+++ Record set +++

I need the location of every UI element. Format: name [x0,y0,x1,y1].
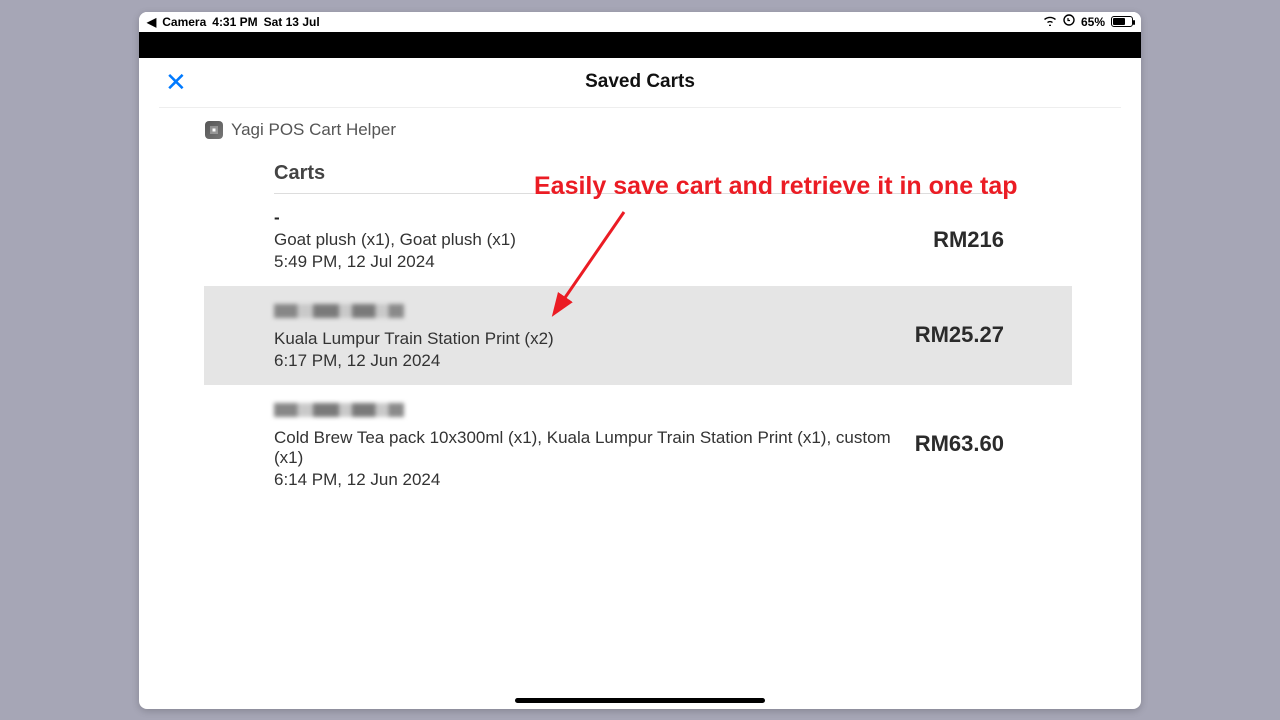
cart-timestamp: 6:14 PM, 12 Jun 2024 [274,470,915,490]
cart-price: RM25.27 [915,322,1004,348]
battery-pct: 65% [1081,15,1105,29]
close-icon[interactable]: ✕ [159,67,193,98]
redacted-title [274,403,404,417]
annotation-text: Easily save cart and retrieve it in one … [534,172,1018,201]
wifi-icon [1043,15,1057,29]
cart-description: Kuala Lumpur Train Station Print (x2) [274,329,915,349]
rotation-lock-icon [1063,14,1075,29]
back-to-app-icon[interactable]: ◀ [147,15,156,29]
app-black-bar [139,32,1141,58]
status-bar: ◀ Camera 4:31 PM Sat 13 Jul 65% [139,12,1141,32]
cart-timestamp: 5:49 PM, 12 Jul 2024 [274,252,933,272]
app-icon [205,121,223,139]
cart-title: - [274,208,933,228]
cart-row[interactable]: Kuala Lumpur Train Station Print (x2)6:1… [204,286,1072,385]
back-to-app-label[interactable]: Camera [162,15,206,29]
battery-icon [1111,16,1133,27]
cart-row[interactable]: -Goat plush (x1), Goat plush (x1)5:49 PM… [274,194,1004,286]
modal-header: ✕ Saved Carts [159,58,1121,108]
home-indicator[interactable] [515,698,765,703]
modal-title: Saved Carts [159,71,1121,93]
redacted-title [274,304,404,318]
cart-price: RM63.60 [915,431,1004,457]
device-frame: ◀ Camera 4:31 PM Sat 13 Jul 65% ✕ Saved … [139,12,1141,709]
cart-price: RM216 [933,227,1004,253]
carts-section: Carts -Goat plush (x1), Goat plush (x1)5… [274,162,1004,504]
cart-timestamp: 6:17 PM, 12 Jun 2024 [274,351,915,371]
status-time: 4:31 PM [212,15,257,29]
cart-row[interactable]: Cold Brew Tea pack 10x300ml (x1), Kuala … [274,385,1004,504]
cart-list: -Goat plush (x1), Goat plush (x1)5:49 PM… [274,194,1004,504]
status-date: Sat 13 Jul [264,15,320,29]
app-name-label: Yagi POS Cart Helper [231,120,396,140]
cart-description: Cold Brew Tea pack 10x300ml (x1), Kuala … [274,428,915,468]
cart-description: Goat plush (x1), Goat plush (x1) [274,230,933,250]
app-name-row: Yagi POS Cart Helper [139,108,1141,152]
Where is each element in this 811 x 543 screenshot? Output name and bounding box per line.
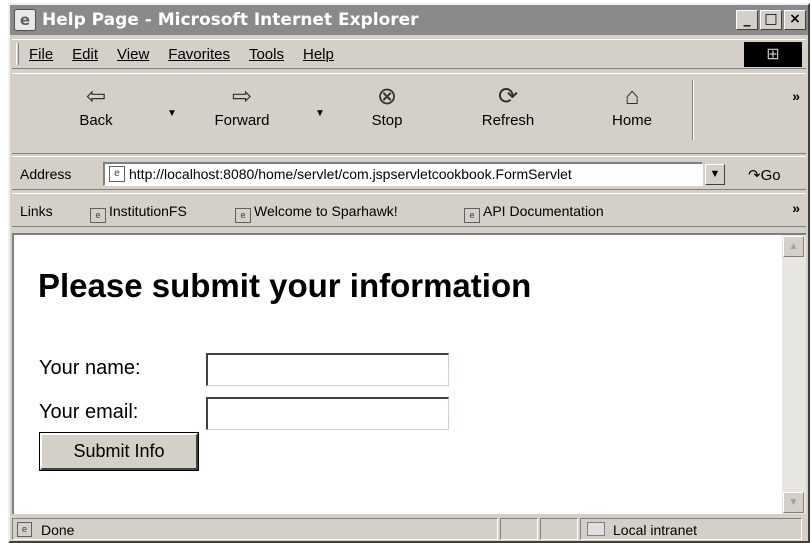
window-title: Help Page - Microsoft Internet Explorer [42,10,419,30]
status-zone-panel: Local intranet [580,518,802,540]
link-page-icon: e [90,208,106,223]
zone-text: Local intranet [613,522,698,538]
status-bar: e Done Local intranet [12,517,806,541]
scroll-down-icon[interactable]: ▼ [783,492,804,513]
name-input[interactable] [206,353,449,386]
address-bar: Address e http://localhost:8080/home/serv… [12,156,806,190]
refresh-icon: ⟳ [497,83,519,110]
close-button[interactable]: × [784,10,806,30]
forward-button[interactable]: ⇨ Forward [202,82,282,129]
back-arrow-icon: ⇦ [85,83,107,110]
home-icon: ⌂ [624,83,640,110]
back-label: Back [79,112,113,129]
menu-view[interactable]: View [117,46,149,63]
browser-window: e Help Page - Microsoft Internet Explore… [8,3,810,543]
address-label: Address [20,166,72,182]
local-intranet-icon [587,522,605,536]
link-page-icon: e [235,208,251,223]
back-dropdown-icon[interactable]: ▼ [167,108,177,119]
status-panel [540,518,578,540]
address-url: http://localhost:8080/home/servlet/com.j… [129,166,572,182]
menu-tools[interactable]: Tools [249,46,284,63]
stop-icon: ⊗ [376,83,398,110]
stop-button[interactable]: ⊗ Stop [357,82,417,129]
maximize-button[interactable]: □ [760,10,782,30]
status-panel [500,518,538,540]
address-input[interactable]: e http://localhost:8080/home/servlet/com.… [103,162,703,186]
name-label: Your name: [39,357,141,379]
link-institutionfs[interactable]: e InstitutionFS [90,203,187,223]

+++

Prompt: Repeat word for word the stretch of the items from the line containing "window-title: Help Page" through the end of the items.

Answer:
window-title: Help Page - Microsoft Internet Explorer [42,10,419,30]
status-zone-panel: Local intranet [580,518,802,540]
link-page-icon: e [90,208,106,223]
zone-text: Local intranet [613,522,698,538]
status-bar: e Done Local intranet [12,517,806,541]
scroll-down-icon[interactable]: ▼ [783,492,804,513]
name-input[interactable] [206,353,449,386]
address-bar: Address e http://localhost:8080/home/serv… [12,156,806,190]
refresh-icon: ⟳ [497,83,519,110]
close-button[interactable]: × [784,10,806,30]
forward-button[interactable]: ⇨ Forward [202,82,282,129]
back-arrow-icon: ⇦ [85,83,107,110]
home-icon: ⌂ [624,83,640,110]
back-label: Back [79,112,113,129]
menu-view[interactable]: View [117,46,149,63]
browser-window: e Help Page - Microsoft Internet Explore… [8,3,810,543]
address-label: Address [20,166,72,182]
local-intranet-icon [587,522,605,536]
link-page-icon: e [235,208,251,223]
back-dropdown-icon[interactable]: ▼ [167,108,177,119]
status-panel [540,518,578,540]
address-url: http://localhost:8080/home/servlet/com.j… [129,166,572,182]
menu-tools[interactable]: Tools [249,46,284,63]
stop-icon: ⊗ [376,83,398,110]
stop-button[interactable]: ⊗ Stop [357,82,417,129]
maximize-button[interactable]: □ [760,10,782,30]
status-panel [500,518,538,540]
address-input[interactable]: e http://localhost:8080/home/servlet/com.… [103,162,703,186]
name-label: Your name: [39,357,141,379]
link-institutionfs[interactable]: e InstitutionFS [90,203,187,223]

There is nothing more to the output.